Copy out each line of the material in which the word "Reginaldo" appears.

**** DATA SUPPLIED

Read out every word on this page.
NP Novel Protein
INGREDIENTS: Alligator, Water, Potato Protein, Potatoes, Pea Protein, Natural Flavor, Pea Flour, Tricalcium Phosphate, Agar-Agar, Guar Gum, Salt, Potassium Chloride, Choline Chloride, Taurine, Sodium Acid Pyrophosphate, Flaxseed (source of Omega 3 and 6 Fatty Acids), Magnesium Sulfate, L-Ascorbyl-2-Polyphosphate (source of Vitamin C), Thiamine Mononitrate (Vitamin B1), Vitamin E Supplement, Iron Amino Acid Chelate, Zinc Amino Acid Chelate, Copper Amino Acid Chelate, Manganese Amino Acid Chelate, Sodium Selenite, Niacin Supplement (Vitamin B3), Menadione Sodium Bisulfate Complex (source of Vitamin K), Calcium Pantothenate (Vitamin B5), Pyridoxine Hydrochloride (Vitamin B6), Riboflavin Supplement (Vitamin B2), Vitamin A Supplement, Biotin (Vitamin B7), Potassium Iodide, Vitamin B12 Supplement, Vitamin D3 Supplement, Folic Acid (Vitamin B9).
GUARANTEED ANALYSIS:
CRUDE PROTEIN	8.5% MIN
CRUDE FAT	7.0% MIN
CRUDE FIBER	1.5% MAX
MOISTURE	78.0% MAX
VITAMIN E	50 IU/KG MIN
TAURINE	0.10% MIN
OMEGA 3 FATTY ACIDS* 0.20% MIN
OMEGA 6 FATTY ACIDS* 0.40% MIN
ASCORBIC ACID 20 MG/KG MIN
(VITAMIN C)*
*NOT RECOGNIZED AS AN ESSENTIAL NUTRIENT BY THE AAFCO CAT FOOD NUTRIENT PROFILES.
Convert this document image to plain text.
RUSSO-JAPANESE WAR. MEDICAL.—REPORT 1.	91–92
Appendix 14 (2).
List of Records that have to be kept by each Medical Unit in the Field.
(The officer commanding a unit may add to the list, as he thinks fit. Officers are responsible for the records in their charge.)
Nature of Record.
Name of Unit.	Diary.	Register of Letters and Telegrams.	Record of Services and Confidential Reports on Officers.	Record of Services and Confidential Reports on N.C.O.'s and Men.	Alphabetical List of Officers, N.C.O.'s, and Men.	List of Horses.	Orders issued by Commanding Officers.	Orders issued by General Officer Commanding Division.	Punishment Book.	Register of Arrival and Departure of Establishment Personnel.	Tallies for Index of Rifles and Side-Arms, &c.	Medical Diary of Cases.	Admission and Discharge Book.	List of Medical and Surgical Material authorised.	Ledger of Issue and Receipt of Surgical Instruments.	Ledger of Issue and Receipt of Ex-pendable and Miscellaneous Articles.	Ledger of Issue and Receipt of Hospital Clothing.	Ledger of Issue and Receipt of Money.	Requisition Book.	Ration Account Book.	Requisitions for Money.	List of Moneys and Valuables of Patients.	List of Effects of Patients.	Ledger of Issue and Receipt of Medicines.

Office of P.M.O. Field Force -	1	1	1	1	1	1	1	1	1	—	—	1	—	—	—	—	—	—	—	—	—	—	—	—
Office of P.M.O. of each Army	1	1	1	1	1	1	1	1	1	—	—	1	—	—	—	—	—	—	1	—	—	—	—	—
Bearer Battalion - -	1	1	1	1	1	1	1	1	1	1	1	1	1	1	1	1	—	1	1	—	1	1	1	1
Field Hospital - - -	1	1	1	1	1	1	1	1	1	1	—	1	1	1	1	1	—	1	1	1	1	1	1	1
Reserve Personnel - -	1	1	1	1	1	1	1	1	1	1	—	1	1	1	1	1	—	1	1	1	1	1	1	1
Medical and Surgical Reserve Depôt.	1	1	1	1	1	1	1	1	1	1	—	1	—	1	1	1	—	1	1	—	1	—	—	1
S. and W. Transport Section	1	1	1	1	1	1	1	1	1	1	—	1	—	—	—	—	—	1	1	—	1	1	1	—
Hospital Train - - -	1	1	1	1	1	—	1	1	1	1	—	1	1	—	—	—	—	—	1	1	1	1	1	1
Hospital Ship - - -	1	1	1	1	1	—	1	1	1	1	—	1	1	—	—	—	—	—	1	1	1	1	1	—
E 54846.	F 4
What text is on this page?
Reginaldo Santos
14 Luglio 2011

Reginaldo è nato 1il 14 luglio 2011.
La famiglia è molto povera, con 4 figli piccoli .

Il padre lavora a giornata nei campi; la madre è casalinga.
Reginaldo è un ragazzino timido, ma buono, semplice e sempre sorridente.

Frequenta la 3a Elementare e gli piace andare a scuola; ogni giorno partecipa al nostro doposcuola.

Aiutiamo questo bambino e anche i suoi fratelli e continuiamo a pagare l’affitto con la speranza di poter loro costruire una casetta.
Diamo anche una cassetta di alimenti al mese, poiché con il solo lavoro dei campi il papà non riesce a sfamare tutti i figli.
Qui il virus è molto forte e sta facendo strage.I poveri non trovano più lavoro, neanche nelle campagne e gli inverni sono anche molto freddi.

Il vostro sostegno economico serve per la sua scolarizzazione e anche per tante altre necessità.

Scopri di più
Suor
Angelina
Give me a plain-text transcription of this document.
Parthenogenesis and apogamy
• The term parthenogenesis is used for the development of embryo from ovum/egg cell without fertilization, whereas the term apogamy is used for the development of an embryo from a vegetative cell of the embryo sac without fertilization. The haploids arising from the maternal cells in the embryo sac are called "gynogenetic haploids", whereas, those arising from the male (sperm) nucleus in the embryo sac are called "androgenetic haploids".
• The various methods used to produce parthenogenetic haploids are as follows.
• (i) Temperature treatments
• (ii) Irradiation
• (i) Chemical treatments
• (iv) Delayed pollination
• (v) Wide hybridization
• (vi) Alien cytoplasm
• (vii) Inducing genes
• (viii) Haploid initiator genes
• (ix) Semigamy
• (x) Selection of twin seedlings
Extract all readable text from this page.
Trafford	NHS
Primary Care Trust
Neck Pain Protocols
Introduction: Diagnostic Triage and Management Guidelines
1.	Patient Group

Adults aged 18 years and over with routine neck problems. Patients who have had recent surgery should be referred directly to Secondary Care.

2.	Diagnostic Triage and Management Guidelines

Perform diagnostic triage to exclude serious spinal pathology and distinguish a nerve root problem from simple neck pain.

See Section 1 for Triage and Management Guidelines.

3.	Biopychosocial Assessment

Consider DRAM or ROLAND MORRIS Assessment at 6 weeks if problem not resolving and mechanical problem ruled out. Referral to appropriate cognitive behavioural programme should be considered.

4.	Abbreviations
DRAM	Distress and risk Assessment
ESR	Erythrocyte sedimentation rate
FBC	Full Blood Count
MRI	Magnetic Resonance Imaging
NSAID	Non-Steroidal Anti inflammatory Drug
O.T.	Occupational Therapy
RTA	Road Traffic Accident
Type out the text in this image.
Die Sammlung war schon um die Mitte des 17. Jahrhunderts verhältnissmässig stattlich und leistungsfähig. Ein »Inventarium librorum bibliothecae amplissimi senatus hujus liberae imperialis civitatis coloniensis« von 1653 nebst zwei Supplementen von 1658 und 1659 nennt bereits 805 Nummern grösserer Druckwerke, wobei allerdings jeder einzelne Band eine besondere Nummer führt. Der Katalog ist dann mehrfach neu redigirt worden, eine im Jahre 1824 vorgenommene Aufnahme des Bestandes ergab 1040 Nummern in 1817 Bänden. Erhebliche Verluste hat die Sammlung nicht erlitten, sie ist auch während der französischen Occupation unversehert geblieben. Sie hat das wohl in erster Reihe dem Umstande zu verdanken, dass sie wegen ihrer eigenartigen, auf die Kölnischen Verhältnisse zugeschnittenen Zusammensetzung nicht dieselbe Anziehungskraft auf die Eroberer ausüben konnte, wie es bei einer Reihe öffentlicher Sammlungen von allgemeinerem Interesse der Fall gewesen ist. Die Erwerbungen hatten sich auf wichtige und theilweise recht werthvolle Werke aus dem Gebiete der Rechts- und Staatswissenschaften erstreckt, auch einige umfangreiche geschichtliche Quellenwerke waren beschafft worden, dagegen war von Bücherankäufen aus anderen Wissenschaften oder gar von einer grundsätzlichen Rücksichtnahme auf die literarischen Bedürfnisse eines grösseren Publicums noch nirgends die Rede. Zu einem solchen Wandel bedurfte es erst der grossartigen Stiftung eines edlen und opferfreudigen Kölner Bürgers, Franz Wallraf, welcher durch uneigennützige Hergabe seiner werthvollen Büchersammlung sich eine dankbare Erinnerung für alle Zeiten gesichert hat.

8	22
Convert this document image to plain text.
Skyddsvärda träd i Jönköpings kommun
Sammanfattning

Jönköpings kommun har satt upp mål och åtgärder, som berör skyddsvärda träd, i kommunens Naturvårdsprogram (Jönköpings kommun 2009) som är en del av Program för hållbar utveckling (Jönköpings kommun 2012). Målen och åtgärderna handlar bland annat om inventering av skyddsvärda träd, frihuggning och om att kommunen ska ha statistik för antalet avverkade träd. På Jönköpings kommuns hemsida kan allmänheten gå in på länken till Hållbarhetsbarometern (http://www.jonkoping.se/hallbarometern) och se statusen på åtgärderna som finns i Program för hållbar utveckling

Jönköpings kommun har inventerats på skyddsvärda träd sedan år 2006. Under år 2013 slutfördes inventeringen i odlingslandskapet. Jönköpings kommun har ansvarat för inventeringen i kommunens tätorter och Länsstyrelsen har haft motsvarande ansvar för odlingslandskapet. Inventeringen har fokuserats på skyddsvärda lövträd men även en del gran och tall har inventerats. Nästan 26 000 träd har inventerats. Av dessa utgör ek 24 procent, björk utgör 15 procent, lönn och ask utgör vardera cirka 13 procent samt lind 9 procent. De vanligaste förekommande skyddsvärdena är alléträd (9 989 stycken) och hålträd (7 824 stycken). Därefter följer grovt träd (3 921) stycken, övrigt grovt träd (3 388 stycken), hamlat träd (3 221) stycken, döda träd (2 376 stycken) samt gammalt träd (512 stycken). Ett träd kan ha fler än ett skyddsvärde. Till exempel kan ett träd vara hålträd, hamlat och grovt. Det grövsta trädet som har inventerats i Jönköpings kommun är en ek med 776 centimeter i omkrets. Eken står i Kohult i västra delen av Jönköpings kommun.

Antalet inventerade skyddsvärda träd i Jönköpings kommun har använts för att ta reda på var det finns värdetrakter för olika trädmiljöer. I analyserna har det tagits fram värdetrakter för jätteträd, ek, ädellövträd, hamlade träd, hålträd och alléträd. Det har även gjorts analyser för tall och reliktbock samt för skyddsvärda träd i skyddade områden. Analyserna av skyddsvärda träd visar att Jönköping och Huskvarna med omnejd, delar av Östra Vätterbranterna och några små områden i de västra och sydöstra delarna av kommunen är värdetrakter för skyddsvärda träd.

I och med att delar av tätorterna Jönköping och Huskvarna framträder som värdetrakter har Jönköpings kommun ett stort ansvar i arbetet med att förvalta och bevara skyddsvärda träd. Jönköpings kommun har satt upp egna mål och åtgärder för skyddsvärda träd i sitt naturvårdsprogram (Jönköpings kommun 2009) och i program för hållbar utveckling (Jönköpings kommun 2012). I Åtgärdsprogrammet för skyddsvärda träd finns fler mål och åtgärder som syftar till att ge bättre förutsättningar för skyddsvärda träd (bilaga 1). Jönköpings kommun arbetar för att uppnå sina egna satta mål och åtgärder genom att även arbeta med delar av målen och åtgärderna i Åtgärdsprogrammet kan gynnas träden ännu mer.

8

********

TASK RESPONSE >>
Reginaldo Santos
Reginaldo è nato 1il 14 luglio 2011.
Reginaldo è un ragazzino timido, ma buono, semplice e sempre sorridente.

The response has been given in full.